→ **Records of where items appear**:
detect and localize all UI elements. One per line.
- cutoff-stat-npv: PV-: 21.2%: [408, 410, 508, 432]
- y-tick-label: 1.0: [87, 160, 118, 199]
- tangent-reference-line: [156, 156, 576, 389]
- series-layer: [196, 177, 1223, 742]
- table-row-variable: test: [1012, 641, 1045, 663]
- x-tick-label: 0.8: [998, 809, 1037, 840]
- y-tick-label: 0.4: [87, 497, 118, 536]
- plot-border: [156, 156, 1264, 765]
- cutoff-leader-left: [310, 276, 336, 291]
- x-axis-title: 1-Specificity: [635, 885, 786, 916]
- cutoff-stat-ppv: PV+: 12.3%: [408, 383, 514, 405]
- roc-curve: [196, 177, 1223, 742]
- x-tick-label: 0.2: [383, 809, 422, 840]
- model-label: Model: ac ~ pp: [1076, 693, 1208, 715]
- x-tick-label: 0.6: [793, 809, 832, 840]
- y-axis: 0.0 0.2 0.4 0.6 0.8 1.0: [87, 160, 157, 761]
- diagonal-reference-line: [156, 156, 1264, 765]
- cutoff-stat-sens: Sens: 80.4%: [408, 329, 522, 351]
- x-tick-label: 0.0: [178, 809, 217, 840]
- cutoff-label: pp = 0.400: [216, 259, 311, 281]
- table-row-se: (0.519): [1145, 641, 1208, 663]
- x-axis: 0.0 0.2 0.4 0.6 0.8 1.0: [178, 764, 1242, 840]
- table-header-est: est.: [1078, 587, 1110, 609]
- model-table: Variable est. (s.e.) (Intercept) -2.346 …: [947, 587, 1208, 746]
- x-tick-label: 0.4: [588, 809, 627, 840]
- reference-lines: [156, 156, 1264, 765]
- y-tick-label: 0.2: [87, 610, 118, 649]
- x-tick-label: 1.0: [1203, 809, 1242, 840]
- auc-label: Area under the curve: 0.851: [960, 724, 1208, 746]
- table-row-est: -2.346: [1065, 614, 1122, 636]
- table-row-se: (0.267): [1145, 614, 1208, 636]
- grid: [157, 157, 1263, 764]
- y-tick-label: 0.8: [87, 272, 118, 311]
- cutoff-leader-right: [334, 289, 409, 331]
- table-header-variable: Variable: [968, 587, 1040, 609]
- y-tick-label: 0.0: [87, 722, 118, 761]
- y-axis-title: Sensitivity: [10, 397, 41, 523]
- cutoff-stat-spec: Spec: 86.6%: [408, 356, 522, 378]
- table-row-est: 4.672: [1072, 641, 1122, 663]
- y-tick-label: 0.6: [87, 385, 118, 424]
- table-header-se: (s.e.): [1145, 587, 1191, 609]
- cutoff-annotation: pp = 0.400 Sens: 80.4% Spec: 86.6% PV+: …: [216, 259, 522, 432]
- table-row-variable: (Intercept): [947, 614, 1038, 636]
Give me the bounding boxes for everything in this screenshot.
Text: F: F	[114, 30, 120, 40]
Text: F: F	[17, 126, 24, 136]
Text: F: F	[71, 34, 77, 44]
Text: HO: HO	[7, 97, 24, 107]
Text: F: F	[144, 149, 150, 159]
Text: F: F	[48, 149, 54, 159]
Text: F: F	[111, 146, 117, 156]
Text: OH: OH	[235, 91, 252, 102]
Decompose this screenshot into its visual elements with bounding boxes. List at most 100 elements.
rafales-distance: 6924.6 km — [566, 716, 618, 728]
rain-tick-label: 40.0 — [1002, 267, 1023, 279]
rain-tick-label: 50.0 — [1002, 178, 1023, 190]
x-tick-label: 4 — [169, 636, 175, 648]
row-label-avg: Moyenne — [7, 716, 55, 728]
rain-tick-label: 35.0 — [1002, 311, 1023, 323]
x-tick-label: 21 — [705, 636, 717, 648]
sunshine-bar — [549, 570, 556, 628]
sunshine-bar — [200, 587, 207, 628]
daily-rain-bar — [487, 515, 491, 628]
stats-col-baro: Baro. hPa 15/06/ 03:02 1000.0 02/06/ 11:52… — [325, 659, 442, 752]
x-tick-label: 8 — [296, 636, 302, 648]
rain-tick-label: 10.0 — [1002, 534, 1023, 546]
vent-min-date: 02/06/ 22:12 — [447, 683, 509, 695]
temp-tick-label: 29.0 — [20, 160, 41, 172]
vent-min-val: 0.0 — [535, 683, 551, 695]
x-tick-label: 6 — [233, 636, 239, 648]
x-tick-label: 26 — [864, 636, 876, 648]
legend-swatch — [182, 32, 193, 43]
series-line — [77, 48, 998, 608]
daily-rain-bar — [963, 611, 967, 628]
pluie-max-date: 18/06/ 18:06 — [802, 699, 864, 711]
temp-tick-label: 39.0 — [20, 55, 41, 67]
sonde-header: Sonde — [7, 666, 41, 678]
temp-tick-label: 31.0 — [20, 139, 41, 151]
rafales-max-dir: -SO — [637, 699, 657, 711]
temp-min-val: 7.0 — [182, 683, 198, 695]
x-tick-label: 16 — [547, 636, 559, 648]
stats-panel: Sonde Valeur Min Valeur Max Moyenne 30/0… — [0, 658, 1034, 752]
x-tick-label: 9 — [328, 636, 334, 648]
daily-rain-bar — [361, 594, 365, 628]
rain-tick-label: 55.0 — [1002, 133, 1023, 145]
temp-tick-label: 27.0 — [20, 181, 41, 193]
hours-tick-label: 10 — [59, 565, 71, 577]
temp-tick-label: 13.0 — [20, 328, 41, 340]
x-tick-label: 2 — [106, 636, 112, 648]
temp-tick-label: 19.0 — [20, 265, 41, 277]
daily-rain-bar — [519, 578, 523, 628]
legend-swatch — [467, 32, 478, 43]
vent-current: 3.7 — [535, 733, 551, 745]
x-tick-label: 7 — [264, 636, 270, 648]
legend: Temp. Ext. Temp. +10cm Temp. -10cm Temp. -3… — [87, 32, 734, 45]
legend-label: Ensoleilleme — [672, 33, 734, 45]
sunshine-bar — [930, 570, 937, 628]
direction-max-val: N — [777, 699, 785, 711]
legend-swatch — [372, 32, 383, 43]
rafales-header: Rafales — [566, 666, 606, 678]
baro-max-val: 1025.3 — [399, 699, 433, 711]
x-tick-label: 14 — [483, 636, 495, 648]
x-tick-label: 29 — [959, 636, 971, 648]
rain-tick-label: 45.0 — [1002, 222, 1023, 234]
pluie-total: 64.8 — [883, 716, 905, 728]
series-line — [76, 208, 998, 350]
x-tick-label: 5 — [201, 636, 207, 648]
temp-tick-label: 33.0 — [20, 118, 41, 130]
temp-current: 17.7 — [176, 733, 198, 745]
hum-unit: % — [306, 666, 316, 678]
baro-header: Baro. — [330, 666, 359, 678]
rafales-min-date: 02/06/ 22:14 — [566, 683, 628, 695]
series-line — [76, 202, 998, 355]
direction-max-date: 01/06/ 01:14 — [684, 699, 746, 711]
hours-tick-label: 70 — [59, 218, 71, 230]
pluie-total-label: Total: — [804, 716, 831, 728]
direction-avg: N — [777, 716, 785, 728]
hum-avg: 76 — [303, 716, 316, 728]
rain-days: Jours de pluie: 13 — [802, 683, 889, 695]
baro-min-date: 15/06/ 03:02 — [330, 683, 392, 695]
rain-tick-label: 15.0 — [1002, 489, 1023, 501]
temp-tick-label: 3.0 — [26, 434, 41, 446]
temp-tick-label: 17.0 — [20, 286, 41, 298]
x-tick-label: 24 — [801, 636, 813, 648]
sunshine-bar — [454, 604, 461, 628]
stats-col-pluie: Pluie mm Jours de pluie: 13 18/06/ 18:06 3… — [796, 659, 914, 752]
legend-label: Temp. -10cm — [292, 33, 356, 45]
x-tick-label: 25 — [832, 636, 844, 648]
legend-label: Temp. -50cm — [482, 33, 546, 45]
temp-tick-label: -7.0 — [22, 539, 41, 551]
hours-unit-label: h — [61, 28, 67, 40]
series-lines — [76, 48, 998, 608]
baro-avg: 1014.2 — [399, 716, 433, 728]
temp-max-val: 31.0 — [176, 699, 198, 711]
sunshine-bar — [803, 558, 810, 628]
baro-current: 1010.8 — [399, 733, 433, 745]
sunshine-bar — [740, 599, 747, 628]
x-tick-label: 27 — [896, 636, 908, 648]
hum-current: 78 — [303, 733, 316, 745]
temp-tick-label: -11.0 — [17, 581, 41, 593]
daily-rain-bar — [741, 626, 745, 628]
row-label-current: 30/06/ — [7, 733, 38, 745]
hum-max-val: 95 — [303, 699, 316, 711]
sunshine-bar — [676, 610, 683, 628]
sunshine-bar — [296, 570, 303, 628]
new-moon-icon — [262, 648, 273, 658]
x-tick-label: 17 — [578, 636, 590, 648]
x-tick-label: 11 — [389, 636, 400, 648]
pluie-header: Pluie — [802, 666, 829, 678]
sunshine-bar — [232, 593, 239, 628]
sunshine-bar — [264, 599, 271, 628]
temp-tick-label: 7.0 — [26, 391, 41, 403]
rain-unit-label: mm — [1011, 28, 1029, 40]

→ **Given problem**: Reproduce everything from the start of the data above down to and including the line that contains "- table-row-variable: test: [1012, 641, 1045, 663]".

→ **Completed exercise**:
detect and localize all UI elements. One per line.
- cutoff-stat-npv: PV-: 21.2%: [408, 410, 508, 432]
- y-tick-label: 1.0: [87, 160, 118, 199]
- tangent-reference-line: [156, 156, 576, 389]
- series-layer: [196, 177, 1223, 742]
- table-row-variable: test: [1012, 641, 1045, 663]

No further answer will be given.